■ EXERCISE ■
Wherever "Svenska" appears in a line, list that line.

■ RECORDS FOR THE TASK ■
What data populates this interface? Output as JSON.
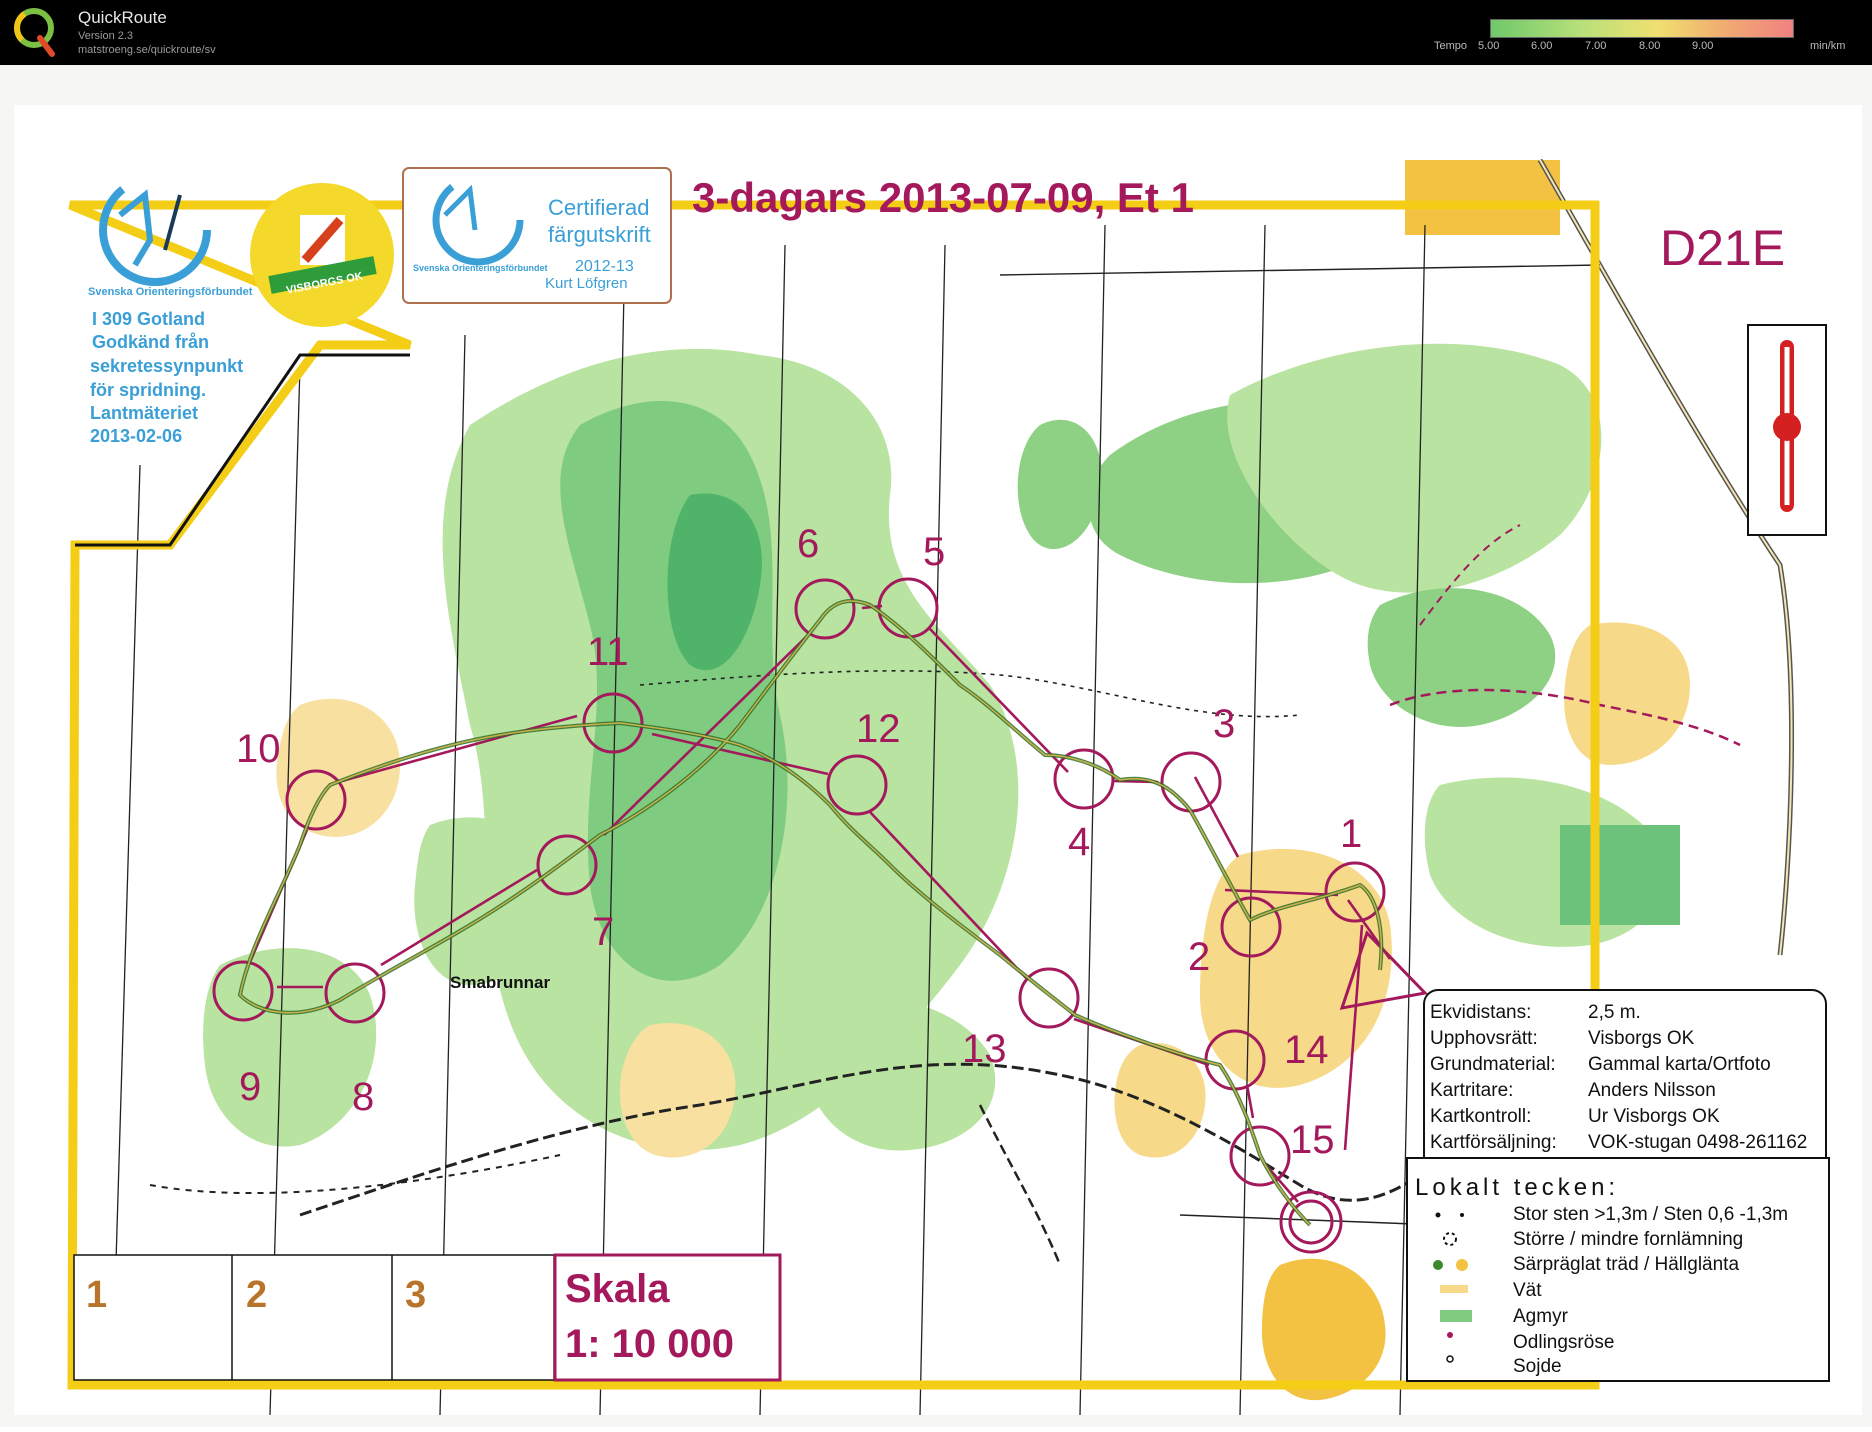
{
  "app": {
    "title": "QuickRoute",
    "version": "Version 2.3",
    "url": "matstroeng.se/quickroute/sv"
  },
  "tempo": {
    "label_prefix": "Tempo",
    "ticks": [
      "5.00",
      "6.00",
      "7.00",
      "8.00",
      "9.00"
    ],
    "unit": "min/km"
  },
  "map": {
    "title": "3-dagars 2013-07-09, Et 1",
    "class": "D21E",
    "place_name": "Smabrunnar",
    "federation": "Svenska Orienteringsförbundet",
    "club_logo_text": "VISBORGS OK",
    "certified": {
      "line1": "Certifierad",
      "line2": "färgutskrift",
      "year": "2012-13",
      "name": "Kurt Löfgren",
      "federation": "Svenska Orienteringsförbundet"
    },
    "permit": [
      "I 309 Gotland",
      "Godkänd från",
      "sekretessynpunkt",
      "för spridning.",
      "Lantmäteriet",
      "2013-02-06"
    ],
    "controls": [
      {
        "num": "1"
      },
      {
        "num": "2"
      },
      {
        "num": "3"
      },
      {
        "num": "4"
      },
      {
        "num": "5"
      },
      {
        "num": "6"
      },
      {
        "num": "7"
      },
      {
        "num": "8"
      },
      {
        "num": "9"
      },
      {
        "num": "10"
      },
      {
        "num": "11"
      },
      {
        "num": "12"
      },
      {
        "num": "13"
      },
      {
        "num": "14"
      },
      {
        "num": "15"
      }
    ],
    "info": [
      {
        "label": "Ekvidistans:",
        "value": "2,5 m."
      },
      {
        "label": "Upphovsrätt:",
        "value": "Visborgs OK"
      },
      {
        "label": "Grundmaterial:",
        "value": "Gammal karta/Ortfoto"
      },
      {
        "label": "Kartritare:",
        "value": "Anders Nilsson"
      },
      {
        "label": "Kartkontroll:",
        "value": "Ur Visborgs OK"
      },
      {
        "label": "Kartförsäljning:",
        "value": "VOK-stugan 0498-261162"
      }
    ],
    "legend_title": "Lokalt tecken:",
    "legend": [
      "Stor sten >1,3m / Sten 0,6 -1,3m",
      "Större / mindre fornlämning",
      "Särpräglat träd / Hällglänta",
      "Vät",
      "Agmyr",
      "Odlingsröse",
      "Sojde"
    ],
    "boxes": [
      "1",
      "2",
      "3"
    ],
    "scale_label": "Skala",
    "scale_value": "1: 10 000"
  },
  "colors": {
    "course": "#a3195b",
    "border": "#f4cd16",
    "forest": "#ffffff",
    "green_light": "#c6e8a8",
    "green_mid": "#8fd184",
    "green_dark": "#56b86a",
    "yellow": "#f7d98a",
    "route": "#2f6e2a"
  }
}
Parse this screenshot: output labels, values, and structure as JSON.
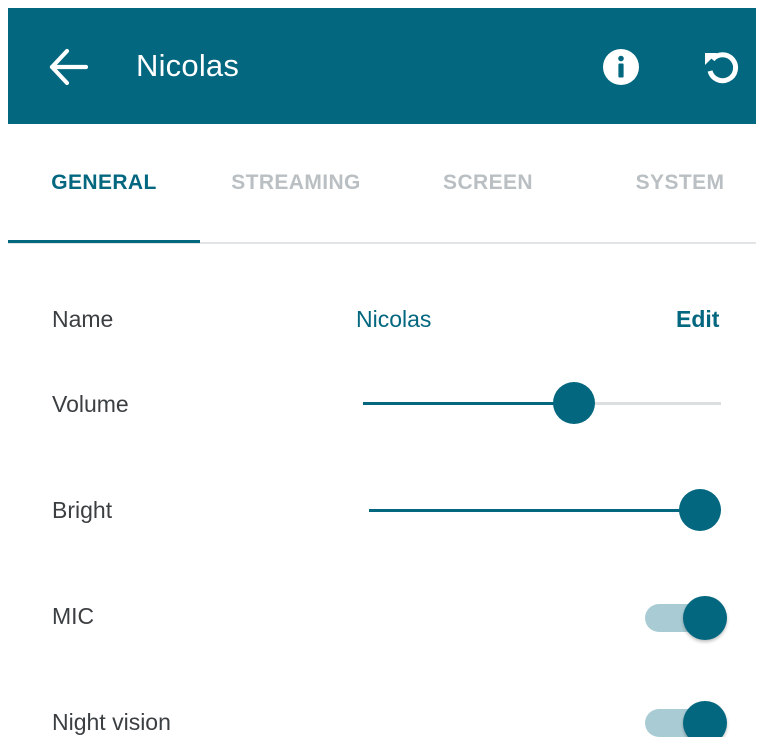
{
  "app_bar": {
    "title": "Nicolas",
    "back_icon": "arrow-left-icon",
    "info_icon": "info-icon",
    "reset_icon": "reset-icon"
  },
  "tabs": [
    {
      "label": "GENERAL",
      "active": true
    },
    {
      "label": "STREAMING",
      "active": false
    },
    {
      "label": "SCREEN",
      "active": false
    },
    {
      "label": "SYSTEM",
      "active": false
    }
  ],
  "settings": {
    "name": {
      "label": "Name",
      "value": "Nicolas",
      "edit_label": "Edit"
    },
    "volume": {
      "label": "Volume",
      "level": 0.59
    },
    "bright": {
      "label": "Bright",
      "level": 1.0
    },
    "mic": {
      "label": "MIC",
      "on": true
    },
    "night_vision": {
      "label": "Night vision",
      "on": true
    }
  },
  "colors": {
    "primary": "#02677f",
    "toggle_track": "#a9ccd4",
    "inactive_tab": "#b9bfc2",
    "divider": "#e2e5e6"
  }
}
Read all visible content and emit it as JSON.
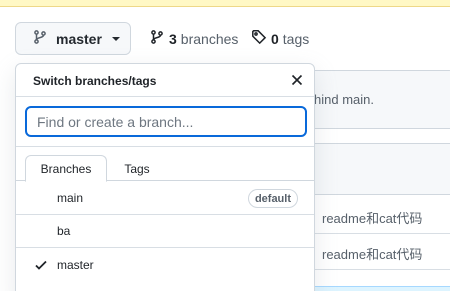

■ COMPLETED EXERCISE ■
    "federation": "Svenska Orienteringsförbundet",
      "federation": "Svenska Orienteringsförbundet"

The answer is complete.